>> begin

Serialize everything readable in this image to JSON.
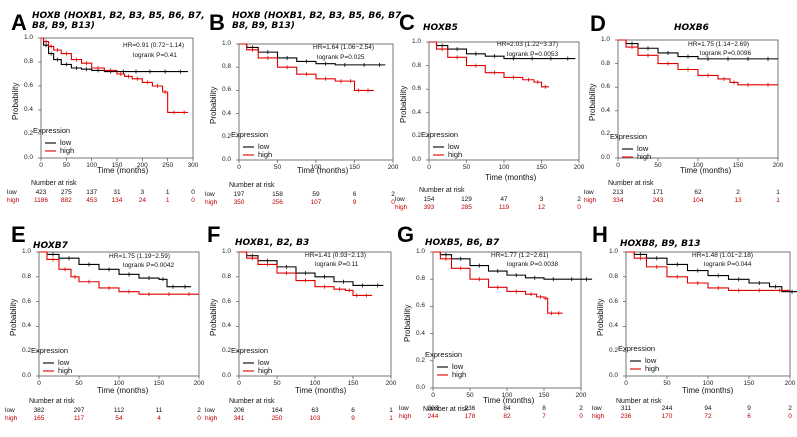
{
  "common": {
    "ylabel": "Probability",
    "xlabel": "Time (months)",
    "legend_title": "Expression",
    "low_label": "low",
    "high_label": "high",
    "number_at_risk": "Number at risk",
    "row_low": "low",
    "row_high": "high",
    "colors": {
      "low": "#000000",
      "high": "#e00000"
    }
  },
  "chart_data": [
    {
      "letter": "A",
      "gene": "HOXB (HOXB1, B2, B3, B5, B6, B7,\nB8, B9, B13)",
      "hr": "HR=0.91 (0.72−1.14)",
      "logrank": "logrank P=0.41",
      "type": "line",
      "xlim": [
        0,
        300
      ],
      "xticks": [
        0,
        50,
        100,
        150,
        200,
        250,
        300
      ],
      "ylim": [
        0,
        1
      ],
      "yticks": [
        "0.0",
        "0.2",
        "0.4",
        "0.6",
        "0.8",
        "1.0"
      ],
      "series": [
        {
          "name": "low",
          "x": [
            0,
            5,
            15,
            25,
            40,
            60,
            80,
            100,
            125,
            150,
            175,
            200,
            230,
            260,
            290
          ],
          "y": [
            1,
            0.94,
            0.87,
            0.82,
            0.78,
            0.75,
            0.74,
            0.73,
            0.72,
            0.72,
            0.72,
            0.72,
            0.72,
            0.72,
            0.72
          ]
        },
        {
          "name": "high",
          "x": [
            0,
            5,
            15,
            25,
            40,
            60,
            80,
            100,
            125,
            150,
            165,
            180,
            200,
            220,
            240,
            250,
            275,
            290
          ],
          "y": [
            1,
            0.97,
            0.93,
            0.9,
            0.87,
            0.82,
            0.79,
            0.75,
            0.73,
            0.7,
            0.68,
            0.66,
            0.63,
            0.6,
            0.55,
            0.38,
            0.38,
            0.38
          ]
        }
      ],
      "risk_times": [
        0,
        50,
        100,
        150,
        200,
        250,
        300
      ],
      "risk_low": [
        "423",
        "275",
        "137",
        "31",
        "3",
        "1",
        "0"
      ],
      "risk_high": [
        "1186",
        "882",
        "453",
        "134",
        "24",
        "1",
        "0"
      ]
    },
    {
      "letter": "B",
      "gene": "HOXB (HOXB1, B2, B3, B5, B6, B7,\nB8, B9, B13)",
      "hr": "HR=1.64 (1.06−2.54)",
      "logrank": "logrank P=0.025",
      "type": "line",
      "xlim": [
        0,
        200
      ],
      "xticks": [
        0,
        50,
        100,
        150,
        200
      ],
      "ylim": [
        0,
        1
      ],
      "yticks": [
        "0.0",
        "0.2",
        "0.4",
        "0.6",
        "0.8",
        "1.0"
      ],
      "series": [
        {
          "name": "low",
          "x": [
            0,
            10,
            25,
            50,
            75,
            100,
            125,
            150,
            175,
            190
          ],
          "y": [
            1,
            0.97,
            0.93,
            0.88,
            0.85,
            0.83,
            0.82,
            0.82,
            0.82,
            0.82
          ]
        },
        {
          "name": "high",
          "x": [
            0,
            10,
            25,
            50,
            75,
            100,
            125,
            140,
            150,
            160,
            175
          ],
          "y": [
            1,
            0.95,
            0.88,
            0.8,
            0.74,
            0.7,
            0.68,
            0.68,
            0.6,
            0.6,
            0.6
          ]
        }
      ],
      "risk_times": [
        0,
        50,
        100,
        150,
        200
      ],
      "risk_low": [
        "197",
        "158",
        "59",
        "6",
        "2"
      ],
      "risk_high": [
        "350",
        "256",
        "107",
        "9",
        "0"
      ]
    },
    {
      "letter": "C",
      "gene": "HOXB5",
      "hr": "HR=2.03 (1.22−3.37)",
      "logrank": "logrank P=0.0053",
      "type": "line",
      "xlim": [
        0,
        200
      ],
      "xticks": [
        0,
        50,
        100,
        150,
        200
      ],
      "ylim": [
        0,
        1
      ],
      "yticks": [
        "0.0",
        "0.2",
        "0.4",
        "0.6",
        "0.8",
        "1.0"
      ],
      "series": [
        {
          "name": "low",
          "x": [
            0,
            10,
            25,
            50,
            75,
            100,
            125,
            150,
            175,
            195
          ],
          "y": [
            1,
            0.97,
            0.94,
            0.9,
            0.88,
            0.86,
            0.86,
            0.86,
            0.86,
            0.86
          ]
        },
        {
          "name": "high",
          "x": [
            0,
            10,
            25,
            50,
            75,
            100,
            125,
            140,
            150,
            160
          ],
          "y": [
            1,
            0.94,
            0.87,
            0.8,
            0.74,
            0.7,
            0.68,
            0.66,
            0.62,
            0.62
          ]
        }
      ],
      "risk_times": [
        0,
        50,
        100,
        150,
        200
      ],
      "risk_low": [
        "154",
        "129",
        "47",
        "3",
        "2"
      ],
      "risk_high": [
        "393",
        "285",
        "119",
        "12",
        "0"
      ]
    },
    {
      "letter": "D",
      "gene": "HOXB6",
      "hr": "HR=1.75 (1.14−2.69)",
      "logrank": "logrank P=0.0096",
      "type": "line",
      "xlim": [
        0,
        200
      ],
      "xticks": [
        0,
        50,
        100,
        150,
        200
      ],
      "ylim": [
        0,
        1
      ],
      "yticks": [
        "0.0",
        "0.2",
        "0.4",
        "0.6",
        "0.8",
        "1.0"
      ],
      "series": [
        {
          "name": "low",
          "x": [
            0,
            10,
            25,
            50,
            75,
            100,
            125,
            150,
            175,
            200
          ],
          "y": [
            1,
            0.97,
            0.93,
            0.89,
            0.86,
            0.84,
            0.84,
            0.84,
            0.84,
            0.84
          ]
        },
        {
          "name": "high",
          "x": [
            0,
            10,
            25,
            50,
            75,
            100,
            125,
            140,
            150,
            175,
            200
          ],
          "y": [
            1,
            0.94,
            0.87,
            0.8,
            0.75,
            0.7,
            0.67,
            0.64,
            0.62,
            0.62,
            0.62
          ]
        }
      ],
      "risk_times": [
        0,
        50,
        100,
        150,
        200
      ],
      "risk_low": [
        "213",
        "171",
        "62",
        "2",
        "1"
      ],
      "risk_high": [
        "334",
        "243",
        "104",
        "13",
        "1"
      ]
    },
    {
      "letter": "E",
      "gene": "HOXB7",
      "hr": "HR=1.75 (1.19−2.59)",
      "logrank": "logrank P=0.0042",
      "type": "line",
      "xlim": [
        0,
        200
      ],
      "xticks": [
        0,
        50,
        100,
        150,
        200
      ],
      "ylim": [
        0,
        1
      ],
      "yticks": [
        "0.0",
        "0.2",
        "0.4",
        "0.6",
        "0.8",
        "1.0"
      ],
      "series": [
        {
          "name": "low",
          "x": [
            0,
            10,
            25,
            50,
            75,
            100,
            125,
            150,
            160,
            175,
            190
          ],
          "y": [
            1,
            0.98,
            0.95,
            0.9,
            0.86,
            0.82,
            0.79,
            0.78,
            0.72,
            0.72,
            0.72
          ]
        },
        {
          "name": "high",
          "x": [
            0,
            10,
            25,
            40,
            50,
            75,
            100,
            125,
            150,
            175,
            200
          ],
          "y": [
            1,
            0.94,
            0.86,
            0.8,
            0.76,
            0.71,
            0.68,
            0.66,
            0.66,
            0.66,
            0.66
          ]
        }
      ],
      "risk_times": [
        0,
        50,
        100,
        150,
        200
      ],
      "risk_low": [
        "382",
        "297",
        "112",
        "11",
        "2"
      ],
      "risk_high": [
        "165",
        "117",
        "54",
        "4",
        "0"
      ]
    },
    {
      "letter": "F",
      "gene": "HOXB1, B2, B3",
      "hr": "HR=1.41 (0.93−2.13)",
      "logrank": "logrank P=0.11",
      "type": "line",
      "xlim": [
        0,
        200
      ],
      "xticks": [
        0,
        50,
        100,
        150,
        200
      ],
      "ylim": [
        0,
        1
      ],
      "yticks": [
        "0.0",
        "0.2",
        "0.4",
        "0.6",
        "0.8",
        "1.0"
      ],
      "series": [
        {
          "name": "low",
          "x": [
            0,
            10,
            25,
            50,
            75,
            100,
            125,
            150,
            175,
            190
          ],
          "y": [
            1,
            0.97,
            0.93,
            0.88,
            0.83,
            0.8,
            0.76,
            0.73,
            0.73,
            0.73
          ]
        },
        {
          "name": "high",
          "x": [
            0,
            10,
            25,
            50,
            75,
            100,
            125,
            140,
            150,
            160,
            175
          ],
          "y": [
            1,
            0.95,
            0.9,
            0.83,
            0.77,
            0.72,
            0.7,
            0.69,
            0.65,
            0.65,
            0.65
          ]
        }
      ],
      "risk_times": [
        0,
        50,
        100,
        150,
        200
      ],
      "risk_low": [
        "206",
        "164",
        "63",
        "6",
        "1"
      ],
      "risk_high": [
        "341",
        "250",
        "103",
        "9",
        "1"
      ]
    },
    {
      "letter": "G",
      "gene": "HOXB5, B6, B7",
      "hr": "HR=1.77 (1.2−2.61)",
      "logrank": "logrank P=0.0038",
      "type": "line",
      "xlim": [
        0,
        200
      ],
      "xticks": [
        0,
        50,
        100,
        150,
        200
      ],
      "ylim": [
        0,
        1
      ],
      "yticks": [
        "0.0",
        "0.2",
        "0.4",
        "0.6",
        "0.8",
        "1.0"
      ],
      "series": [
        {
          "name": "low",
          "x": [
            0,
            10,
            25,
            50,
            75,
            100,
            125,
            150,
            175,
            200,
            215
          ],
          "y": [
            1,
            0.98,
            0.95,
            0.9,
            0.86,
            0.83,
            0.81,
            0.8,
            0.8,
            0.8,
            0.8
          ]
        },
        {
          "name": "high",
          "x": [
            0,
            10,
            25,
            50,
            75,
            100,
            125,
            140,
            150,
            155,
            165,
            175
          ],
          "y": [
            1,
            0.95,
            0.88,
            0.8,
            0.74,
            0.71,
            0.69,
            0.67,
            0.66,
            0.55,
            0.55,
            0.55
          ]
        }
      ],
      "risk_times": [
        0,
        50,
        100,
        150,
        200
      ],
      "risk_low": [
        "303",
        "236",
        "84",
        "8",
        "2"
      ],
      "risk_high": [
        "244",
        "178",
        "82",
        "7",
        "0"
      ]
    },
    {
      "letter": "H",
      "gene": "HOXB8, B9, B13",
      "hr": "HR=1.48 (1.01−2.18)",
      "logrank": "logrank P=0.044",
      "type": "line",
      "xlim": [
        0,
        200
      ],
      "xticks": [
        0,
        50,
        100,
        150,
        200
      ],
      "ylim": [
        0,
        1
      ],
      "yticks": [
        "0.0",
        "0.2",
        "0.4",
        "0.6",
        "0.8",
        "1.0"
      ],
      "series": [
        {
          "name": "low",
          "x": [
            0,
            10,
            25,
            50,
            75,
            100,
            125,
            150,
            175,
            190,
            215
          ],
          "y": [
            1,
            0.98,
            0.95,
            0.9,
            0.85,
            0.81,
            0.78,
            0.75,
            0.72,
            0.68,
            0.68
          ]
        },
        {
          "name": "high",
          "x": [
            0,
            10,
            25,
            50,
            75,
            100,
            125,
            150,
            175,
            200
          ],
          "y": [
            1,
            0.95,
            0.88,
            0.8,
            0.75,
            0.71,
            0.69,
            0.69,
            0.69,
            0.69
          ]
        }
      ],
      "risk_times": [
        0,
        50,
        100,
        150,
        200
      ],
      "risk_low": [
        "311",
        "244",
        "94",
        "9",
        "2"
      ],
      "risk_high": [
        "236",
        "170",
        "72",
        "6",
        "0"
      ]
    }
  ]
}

>> end

## TASK DIRECTIONS
Return each line of the listing that holds the string "logrank".

## COMPLETED TASK
      "logrank": "logrank P=0.41",
      "logrank": "logrank P=0.025",
      "logrank": "logrank P=0.0053",
      "logrank": "logrank P=0.0096",
      "logrank": "logrank P=0.0042",
      "logrank": "logrank P=0.11",
      "logrank": "logrank P=0.0038",
      "logrank": "logrank P=0.044",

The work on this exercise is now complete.